== AIM ==
Give a verbatim quotation of every record.

== THE RECORDS ==

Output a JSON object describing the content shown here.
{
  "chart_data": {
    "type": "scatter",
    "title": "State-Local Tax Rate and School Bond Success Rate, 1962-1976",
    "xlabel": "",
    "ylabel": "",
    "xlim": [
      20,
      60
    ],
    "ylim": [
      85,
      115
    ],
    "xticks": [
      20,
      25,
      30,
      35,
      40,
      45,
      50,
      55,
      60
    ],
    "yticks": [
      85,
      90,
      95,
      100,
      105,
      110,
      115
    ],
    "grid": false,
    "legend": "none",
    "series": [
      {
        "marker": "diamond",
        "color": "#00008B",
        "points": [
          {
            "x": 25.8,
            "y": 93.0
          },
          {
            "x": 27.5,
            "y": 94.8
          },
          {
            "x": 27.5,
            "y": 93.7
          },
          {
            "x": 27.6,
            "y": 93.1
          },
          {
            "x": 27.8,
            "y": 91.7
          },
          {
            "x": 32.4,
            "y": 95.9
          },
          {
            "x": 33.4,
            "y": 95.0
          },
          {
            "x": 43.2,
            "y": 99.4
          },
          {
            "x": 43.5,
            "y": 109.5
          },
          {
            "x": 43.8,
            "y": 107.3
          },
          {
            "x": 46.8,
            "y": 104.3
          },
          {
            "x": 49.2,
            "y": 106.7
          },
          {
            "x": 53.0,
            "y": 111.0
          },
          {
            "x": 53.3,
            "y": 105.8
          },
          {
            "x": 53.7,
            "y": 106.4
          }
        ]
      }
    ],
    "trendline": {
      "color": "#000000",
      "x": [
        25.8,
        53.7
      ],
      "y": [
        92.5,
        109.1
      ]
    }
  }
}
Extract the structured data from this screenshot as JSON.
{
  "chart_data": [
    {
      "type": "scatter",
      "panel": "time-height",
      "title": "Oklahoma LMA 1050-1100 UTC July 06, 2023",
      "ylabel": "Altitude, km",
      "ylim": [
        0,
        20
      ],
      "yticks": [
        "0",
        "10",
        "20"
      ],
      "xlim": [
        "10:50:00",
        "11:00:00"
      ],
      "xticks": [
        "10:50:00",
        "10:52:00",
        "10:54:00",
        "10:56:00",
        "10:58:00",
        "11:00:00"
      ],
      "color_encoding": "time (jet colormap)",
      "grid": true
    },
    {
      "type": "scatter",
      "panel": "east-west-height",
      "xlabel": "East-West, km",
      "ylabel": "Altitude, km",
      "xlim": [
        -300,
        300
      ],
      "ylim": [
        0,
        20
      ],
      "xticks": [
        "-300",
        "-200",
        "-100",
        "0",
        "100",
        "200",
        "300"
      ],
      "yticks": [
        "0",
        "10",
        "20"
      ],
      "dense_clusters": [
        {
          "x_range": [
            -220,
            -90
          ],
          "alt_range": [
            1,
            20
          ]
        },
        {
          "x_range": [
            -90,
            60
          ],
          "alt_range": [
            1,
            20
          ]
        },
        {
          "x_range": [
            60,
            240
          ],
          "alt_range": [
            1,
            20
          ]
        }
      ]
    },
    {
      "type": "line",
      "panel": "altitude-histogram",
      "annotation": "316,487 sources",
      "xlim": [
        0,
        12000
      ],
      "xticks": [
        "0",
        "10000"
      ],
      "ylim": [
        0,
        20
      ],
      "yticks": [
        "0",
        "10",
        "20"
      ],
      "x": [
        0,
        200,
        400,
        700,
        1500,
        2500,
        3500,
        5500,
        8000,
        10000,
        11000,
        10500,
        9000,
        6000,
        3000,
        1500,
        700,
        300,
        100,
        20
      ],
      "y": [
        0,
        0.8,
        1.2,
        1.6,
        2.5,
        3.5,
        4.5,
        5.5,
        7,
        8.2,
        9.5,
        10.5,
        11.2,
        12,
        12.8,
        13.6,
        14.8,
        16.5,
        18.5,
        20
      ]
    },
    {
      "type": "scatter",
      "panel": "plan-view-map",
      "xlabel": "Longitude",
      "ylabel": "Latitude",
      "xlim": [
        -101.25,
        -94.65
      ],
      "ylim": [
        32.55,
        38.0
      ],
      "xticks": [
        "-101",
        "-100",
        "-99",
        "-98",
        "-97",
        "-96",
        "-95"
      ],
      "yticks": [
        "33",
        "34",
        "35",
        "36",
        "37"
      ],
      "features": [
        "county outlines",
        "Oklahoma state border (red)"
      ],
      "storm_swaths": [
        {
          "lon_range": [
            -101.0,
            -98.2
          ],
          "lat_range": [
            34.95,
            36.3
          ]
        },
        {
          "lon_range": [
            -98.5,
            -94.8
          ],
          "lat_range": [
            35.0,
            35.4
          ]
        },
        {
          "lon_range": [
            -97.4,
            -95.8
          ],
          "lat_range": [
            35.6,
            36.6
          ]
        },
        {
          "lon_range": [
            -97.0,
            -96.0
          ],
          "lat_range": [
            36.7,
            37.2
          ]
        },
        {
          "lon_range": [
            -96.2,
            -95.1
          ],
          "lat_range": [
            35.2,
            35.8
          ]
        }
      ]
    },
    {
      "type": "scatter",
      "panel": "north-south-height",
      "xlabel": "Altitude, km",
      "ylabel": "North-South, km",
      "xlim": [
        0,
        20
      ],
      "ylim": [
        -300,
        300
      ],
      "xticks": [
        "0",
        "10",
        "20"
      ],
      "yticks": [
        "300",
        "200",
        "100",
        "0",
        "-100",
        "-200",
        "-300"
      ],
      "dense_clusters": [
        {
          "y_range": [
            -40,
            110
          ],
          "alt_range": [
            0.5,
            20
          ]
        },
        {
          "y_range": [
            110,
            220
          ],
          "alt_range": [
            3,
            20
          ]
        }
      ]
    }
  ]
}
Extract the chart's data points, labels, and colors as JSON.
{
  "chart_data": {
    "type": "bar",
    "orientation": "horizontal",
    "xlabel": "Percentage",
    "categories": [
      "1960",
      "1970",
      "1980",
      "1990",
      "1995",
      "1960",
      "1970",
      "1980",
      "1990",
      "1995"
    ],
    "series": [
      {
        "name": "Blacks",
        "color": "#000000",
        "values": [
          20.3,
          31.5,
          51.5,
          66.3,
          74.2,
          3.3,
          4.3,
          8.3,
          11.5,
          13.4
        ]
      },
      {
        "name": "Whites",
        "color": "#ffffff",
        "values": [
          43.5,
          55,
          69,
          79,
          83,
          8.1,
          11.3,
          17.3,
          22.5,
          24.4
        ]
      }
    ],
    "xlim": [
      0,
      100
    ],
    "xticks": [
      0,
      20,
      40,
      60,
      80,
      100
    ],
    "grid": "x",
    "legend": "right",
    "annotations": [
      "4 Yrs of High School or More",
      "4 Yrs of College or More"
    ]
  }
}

== FINAL RESULT ==
Output a JSON object describing the content shown here.
{
  "chart_data": {
    "type": "scatter",
    "title": "State-Local Tax Rate and School Bond Success Rate, 1962-1976",
    "xlabel": "",
    "ylabel": "",
    "xlim": [
      20,
      60
    ],
    "ylim": [
      85,
      115
    ],
    "xticks": [
      20,
      25,
      30,
      35,
      40,
      45,
      50,
      55,
      60
    ],
    "yticks": [
      85,
      90,
      95,
      100,
      105,
      110,
      115
    ],
    "grid": false,
    "legend": "none",
    "series": [
      {
        "marker": "diamond",
        "color": "#00008B",
        "points": [
          {
            "x": 25.8,
            "y": 93.0
          },
          {
            "x": 27.5,
            "y": 94.8
          },
          {
            "x": 27.5,
            "y": 93.7
          },
          {
            "x": 27.6,
            "y": 93.1
          },
          {
            "x": 27.8,
            "y": 91.7
          },
          {
            "x": 32.4,
            "y": 95.9
          },
          {
            "x": 33.4,
            "y": 95.0
          },
          {
            "x": 43.2,
            "y": 99.4
          },
          {
            "x": 43.5,
            "y": 109.5
          },
          {
            "x": 43.8,
            "y": 107.3
          },
          {
            "x": 46.8,
            "y": 104.3
          },
          {
            "x": 49.2,
            "y": 106.7
          },
          {
            "x": 53.0,
            "y": 111.0
          },
          {
            "x": 53.3,
            "y": 105.8
          },
          {
            "x": 53.7,
            "y": 106.4
          }
        ]
      }
    ],
    "trendline": {
      "color": "#000000",
      "x": [
        25.8,
        53.7
      ],
      "y": [
        92.5,
        109.1
      ]
    }
  }
}
Extract the structured data from this screenshot as JSON.
{
  "chart_data": [
    {
      "type": "scatter",
      "panel": "time-height",
      "title": "Oklahoma LMA 1050-1100 UTC July 06, 2023",
      "ylabel": "Altitude, km",
      "ylim": [
        0,
        20
      ],
      "yticks": [
        "0",
        "10",
        "20"
      ],
      "xlim": [
        "10:50:00",
        "11:00:00"
      ],
      "xticks": [
        "10:50:00",
        "10:52:00",
        "10:54:00",
        "10:56:00",
        "10:58:00",
        "11:00:00"
      ],
      "color_encoding": "time (jet colormap)",
      "grid": true
    },
    {
      "type": "scatter",
      "panel": "east-west-height",
      "xlabel": "East-West, km",
      "ylabel": "Altitude, km",
      "xlim": [
        -300,
        300
      ],
      "ylim": [
        0,
        20
      ],
      "xticks": [
        "-300",
        "-200",
        "-100",
        "0",
        "100",
        "200",
        "300"
      ],
      "yticks": [
        "0",
        "10",
        "20"
      ],
      "dense_clusters": [
        {
          "x_range": [
            -220,
            -90
          ],
          "alt_range": [
            1,
            20
          ]
        },
        {
          "x_range": [
            -90,
            60
          ],
          "alt_range": [
            1,
            20
          ]
        },
        {
          "x_range": [
            60,
            240
          ],
          "alt_range": [
            1,
            20
          ]
        }
      ]
    },
    {
      "type": "line",
      "panel": "altitude-histogram",
      "annotation": "316,487 sources",
      "xlim": [
        0,
        12000
      ],
      "xticks": [
        "0",
        "10000"
      ],
      "ylim": [
        0,
        20
      ],
      "yticks": [
        "0",
        "10",
        "20"
      ],
      "x": [
        0,
        200,
        400,
        700,
        1500,
        2500,
        3500,
        5500,
        8000,
        10000,
        11000,
        10500,
        9000,
        6000,
        3000,
        1500,
        700,
        300,
        100,
        20
      ],
      "y": [
        0,
        0.8,
        1.2,
        1.6,
        2.5,
        3.5,
        4.5,
        5.5,
        7,
        8.2,
        9.5,
        10.5,
        11.2,
        12,
        12.8,
        13.6,
        14.8,
        16.5,
        18.5,
        20
      ]
    },
    {
      "type": "scatter",
      "panel": "plan-view-map",
      "xlabel": "Longitude",
      "ylabel": "Latitude",
      "xlim": [
        -101.25,
        -94.65
      ],
      "ylim": [
        32.55,
        38.0
      ],
      "xticks": [
        "-101",
        "-100",
        "-99",
        "-98",
        "-97",
        "-96",
        "-95"
      ],
      "yticks": [
        "33",
        "34",
        "35",
        "36",
        "37"
      ],
      "features": [
        "county outlines",
        "Oklahoma state border (red)"
      ],
      "storm_swaths": [
        {
          "lon_range": [
            -101.0,
            -98.2
          ],
          "lat_range": [
            34.95,
            36.3
          ]
        },
        {
          "lon_range": [
            -98.5,
            -94.8
          ],
          "lat_range": [
            35.0,
            35.4
          ]
        },
        {
          "lon_range": [
            -97.4,
            -95.8
          ],
          "lat_range": [
            35.6,
            36.6
          ]
        },
        {
          "lon_range": [
            -97.0,
            -96.0
          ],
          "lat_range": [
            36.7,
            37.2
          ]
        },
        {
          "lon_range": [
            -96.2,
            -95.1
          ],
          "lat_range": [
            35.2,
            35.8
          ]
        }
      ]
    },
    {
      "type": "scatter",
      "panel": "north-south-height",
      "xlabel": "Altitude, km",
      "ylabel": "North-South, km",
      "xlim": [
        0,
        20
      ],
      "ylim": [
        -300,
        300
      ],
      "xticks": [
        "0",
        "10",
        "20"
      ],
      "yticks": [
        "300",
        "200",
        "100",
        "0",
        "-100",
        "-200",
        "-300"
      ],
      "dense_clusters": [
        {
          "y_range": [
            -40,
            110
          ],
          "alt_range": [
            0.5,
            20
          ]
        },
        {
          "y_range": [
            110,
            220
          ],
          "alt_range": [
            3,
            20
          ]
        }
      ]
    }
  ]
}
Extract the chart's data points, labels, and colors as JSON.
{
  "chart_data": {
    "type": "bar",
    "orientation": "horizontal",
    "xlabel": "Percentage",
    "categories": [
      "1960",
      "1970",
      "1980",
      "1990",
      "1995",
      "1960",
      "1970",
      "1980",
      "1990",
      "1995"
    ],
    "series": [
      {
        "name": "Blacks",
        "color": "#000000",
        "values": [
          20.3,
          31.5,
          51.5,
          66.3,
          74.2,
          3.3,
          4.3,
          8.3,
          11.5,
          13.4
        ]
      },
      {
        "name": "Whites",
        "color": "#ffffff",
        "values": [
          43.5,
          55,
          69,
          79,
          83,
          8.1,
          11.3,
          17.3,
          22.5,
          24.4
        ]
      }
    ],
    "xlim": [
      0,
      100
    ],
    "xticks": [
      0,
      20,
      40,
      60,
      80,
      100
    ],
    "grid": "x",
    "legend": "right",
    "annotations": [
      "4 Yrs of High School or More",
      "4 Yrs of College or More"
    ]
  }
}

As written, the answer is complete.